[Collection entries]
-- -- --

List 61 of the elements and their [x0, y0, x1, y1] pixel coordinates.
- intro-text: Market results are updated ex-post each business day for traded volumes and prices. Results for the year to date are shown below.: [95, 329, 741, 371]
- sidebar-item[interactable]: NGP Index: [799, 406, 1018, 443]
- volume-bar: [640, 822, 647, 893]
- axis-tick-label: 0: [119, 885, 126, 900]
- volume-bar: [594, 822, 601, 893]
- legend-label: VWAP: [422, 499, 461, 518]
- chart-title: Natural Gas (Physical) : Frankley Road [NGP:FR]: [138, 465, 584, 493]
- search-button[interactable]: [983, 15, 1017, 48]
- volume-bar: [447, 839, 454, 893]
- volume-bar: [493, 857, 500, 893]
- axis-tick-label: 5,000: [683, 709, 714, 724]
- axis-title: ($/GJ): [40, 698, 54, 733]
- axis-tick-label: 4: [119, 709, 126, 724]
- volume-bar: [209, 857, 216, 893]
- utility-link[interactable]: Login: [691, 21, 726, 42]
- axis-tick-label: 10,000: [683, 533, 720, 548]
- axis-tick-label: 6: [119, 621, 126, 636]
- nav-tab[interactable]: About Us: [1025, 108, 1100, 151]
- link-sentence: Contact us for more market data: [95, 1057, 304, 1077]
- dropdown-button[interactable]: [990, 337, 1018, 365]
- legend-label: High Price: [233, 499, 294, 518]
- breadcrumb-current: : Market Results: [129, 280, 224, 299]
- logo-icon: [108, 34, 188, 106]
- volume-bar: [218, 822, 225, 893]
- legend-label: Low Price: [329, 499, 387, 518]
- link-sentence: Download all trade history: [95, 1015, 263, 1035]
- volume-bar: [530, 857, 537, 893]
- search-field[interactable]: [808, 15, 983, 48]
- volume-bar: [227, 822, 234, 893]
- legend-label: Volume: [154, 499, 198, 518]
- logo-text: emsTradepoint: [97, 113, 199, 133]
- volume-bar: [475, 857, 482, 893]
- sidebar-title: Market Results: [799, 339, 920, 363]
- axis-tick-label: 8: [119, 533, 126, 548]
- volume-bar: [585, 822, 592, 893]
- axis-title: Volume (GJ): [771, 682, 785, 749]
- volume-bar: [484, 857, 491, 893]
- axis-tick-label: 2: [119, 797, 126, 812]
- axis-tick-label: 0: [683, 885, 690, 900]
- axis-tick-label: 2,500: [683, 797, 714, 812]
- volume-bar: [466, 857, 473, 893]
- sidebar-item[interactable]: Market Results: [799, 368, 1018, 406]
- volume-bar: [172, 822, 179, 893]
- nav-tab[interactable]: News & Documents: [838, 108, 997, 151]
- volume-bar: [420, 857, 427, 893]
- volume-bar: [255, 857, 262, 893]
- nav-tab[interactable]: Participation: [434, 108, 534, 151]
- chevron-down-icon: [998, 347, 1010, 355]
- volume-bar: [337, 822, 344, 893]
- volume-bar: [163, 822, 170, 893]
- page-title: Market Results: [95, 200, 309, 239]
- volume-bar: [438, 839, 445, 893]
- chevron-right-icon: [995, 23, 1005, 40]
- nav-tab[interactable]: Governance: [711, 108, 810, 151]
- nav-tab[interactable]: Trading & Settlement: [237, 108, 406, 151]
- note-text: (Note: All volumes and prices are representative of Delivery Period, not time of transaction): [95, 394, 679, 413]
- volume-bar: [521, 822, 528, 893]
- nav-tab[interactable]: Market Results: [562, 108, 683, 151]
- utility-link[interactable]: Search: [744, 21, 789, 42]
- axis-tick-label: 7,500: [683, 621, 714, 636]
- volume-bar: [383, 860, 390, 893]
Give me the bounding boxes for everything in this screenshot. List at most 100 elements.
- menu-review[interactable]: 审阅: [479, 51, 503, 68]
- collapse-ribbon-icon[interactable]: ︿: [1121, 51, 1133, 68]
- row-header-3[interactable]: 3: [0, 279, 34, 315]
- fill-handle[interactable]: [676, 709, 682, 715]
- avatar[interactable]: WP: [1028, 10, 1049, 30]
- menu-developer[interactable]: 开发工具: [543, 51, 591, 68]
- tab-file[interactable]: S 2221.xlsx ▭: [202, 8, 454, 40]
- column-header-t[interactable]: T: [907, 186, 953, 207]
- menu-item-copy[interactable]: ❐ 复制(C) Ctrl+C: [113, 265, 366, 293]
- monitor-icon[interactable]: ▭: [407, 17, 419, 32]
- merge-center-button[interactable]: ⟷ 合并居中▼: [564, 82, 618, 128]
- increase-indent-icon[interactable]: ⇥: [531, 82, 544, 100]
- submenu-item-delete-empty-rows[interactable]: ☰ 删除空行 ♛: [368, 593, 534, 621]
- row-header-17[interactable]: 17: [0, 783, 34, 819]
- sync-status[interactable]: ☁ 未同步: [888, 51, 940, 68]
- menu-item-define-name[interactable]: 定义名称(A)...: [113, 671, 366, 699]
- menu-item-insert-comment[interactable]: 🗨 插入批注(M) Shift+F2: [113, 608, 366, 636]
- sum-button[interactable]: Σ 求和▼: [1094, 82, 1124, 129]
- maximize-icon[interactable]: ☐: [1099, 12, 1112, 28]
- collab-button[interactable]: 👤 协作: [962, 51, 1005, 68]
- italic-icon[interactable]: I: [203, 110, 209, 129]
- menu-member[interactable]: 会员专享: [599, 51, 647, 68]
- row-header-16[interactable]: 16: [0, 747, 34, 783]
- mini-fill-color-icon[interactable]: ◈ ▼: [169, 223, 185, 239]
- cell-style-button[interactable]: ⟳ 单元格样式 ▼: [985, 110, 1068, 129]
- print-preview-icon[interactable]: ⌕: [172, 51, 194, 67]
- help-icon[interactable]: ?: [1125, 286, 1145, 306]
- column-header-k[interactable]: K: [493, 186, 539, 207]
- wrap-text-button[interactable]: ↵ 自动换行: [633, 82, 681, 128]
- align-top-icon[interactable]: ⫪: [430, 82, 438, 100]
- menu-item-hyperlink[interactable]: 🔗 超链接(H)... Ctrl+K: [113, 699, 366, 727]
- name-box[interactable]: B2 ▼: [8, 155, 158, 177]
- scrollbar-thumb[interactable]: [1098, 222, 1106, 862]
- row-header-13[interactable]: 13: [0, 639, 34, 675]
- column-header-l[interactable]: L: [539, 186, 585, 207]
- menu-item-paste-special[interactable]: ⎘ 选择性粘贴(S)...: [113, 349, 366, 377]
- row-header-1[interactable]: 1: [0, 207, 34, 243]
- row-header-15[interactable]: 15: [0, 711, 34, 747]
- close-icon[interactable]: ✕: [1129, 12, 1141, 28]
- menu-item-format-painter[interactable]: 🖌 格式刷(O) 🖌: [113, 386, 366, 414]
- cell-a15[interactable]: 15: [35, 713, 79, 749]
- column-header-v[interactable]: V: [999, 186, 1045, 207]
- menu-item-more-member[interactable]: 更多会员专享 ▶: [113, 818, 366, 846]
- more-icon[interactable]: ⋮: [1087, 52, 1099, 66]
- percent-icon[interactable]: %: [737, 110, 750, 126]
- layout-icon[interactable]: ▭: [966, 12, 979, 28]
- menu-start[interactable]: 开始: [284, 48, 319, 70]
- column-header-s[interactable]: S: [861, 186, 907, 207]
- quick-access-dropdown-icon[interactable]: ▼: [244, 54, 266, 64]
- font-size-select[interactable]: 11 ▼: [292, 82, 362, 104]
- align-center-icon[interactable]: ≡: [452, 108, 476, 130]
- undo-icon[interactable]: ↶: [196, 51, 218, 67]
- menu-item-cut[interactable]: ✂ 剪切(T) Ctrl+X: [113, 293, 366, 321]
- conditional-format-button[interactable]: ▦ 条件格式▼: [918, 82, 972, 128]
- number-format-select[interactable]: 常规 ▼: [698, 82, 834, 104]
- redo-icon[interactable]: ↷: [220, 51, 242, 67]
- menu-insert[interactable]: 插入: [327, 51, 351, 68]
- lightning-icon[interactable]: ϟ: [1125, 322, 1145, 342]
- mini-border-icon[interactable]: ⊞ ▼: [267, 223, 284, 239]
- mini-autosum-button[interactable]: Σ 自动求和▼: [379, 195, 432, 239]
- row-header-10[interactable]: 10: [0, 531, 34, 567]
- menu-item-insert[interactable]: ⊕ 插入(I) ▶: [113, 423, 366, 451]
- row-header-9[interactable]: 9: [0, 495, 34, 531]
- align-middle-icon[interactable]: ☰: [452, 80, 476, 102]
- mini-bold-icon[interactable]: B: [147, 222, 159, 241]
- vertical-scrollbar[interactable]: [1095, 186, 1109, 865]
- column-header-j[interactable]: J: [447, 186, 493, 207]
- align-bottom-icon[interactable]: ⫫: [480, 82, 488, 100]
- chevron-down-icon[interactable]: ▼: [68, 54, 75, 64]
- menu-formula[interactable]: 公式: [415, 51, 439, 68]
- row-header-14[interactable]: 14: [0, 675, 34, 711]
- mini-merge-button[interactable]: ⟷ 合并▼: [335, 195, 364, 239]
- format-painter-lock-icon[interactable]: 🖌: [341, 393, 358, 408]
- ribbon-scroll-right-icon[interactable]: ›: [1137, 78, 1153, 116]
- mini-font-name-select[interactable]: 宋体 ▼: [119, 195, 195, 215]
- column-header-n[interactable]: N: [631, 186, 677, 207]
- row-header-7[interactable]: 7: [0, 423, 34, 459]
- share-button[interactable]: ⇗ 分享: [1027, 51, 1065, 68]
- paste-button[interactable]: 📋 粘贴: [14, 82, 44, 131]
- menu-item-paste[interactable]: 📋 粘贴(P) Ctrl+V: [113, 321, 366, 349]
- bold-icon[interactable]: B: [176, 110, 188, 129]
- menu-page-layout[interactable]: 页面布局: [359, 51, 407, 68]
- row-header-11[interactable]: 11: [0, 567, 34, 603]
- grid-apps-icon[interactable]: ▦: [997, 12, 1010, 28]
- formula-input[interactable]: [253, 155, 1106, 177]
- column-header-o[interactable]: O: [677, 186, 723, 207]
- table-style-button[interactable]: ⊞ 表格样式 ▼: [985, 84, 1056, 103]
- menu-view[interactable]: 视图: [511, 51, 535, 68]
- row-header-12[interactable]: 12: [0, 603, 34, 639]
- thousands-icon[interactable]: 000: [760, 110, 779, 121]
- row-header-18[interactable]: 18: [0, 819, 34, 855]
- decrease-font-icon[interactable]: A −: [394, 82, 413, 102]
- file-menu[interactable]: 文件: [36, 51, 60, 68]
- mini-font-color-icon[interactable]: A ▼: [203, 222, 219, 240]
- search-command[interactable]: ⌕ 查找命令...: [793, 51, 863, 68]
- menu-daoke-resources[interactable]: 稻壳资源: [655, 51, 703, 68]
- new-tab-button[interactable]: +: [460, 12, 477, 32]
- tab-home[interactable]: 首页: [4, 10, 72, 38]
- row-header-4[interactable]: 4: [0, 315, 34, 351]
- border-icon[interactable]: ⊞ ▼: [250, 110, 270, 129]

-- -- --

Duplicate the material word for word, from its first line through the line containing "- legend-label: High".

List 61 of the elements and their [x0, y0, x1, y1] pixel coordinates.
- intro-text: Market results are updated ex-post each business day for traded volumes and prices. Results for the year to date are shown below.: [95, 329, 741, 371]
- sidebar-item[interactable]: NGP Index: [799, 406, 1018, 443]
- volume-bar: [640, 822, 647, 893]
- axis-tick-label: 0: [119, 885, 126, 900]
- volume-bar: [594, 822, 601, 893]
- legend-label: VWAP: [422, 499, 461, 518]
- chart-title: Natural Gas (Physical) : Frankley Road [NGP:FR]: [138, 465, 584, 493]
- search-button[interactable]: [983, 15, 1017, 48]
- volume-bar: [447, 839, 454, 893]
- volume-bar: [493, 857, 500, 893]
- axis-tick-label: 5,000: [683, 709, 714, 724]
- axis-title: ($/GJ): [40, 698, 54, 733]
- axis-tick-label: 4: [119, 709, 126, 724]
- volume-bar: [209, 857, 216, 893]
- utility-link[interactable]: Login: [691, 21, 726, 42]
- axis-tick-label: 10,000: [683, 533, 720, 548]
- axis-tick-label: 6: [119, 621, 126, 636]
- nav-tab[interactable]: About Us: [1025, 108, 1100, 151]
- link-sentence: Contact us for more market data: [95, 1057, 304, 1077]
- dropdown-button[interactable]: [990, 337, 1018, 365]
- legend-label: High Price: [233, 499, 294, 518]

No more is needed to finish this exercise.